─── RAW DATA

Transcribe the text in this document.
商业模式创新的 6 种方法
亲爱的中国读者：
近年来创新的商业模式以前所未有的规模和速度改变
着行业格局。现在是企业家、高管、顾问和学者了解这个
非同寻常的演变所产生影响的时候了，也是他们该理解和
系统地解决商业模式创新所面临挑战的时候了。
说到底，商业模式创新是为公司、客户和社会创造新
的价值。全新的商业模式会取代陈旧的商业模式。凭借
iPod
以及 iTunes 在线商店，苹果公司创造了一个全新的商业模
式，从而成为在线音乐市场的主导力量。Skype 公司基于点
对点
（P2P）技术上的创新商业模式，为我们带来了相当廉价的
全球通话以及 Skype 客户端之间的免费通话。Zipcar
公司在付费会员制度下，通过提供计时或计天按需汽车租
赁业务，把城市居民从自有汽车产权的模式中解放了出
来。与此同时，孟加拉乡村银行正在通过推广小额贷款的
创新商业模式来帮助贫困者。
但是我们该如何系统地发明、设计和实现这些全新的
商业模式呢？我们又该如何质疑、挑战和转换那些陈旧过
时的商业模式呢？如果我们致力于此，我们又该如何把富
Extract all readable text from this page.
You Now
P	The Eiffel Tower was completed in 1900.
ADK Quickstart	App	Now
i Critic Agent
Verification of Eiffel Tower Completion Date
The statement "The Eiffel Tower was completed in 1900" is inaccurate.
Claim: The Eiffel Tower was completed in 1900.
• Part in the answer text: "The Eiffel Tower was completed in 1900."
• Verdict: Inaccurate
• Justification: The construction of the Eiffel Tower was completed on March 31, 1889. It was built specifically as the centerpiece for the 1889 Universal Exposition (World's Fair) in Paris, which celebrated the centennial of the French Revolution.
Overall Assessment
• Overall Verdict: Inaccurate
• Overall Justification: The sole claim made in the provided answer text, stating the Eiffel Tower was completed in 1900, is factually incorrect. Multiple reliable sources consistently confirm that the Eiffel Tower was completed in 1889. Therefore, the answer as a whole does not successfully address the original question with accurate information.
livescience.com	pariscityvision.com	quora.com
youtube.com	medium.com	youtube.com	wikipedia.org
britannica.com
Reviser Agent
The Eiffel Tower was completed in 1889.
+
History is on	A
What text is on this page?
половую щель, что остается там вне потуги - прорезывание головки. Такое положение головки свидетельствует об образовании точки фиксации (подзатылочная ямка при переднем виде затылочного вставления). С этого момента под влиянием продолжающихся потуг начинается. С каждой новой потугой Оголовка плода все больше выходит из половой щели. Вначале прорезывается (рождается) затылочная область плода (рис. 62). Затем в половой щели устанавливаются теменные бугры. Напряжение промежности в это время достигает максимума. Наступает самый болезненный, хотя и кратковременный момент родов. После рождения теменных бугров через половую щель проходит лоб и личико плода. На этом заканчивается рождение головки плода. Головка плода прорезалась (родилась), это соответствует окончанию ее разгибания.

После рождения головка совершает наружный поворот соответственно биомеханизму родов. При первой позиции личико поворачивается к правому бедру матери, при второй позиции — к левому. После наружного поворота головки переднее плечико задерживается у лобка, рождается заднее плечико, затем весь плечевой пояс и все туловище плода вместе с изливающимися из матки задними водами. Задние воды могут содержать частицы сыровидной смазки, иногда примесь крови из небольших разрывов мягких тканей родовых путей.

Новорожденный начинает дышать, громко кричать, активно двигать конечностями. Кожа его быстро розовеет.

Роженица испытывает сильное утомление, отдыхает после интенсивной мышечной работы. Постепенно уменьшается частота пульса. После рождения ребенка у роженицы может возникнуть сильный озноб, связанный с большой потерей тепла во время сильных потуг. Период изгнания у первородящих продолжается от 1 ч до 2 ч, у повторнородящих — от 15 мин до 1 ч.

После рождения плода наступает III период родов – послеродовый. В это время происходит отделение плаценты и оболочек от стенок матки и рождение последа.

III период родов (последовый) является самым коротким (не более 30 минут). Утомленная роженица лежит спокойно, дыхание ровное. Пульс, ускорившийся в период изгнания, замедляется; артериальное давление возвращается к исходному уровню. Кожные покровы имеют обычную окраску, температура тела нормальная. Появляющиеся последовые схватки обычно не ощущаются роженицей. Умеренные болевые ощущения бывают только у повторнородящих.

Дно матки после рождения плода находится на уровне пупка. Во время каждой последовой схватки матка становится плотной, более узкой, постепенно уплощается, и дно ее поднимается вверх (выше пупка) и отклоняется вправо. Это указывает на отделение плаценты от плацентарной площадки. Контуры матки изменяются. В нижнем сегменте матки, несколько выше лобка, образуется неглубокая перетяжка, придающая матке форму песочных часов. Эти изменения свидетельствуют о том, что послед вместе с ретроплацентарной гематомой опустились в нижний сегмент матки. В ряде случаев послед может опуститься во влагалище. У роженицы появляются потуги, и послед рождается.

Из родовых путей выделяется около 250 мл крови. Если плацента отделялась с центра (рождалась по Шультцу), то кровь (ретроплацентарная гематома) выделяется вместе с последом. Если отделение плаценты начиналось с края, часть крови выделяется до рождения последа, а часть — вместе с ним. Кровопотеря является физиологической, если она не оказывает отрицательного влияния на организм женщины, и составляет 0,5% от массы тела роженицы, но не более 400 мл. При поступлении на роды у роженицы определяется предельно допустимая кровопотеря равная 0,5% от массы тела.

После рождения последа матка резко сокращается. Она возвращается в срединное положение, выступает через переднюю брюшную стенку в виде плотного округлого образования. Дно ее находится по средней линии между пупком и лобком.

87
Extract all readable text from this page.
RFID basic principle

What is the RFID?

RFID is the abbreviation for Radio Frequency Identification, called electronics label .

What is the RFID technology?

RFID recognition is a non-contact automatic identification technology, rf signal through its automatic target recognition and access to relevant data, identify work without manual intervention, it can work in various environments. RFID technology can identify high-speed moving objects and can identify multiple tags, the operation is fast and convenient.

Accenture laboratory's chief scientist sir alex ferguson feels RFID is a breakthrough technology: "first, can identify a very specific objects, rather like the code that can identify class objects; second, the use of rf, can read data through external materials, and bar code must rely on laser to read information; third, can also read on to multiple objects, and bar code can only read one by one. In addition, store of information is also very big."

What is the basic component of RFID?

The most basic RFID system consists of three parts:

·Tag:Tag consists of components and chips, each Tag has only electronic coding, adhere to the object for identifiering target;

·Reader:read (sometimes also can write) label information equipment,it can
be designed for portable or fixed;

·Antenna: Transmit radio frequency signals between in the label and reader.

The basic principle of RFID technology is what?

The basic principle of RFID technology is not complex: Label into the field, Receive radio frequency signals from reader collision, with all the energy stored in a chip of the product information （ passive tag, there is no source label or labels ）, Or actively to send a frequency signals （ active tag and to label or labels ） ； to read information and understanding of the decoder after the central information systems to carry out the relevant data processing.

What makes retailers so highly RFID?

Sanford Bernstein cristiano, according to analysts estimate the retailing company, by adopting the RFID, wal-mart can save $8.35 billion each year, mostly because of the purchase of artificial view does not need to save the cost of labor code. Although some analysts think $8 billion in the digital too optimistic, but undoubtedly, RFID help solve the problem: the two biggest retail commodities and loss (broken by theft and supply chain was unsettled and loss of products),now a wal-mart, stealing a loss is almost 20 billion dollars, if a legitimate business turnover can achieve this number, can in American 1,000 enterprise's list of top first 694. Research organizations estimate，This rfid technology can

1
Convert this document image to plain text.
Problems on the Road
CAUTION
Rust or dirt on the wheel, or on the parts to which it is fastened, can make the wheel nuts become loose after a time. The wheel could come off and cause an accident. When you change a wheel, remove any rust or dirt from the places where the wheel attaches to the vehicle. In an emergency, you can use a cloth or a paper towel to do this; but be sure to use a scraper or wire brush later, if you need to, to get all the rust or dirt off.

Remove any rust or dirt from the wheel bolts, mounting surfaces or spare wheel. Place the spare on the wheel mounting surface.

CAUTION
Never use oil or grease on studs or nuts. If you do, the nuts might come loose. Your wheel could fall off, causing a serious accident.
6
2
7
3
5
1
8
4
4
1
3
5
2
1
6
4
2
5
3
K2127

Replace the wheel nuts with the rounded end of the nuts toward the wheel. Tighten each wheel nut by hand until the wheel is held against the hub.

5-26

──────

## TASK:
Check each line above for the word "answer" and copy the ones that have it.

## REPLY:
• Part in the answer text: "The Eiffel Tower was completed in 1900."
• Overall Justification: The sole claim made in the provided answer text, stating the Eiffel Tower was completed in 1900, is factually incorrect. Multiple reliable sources consistently confirm that the Eiffel Tower was completed in 1889. Therefore, the answer as a whole does not successfully address the original question with accurate information.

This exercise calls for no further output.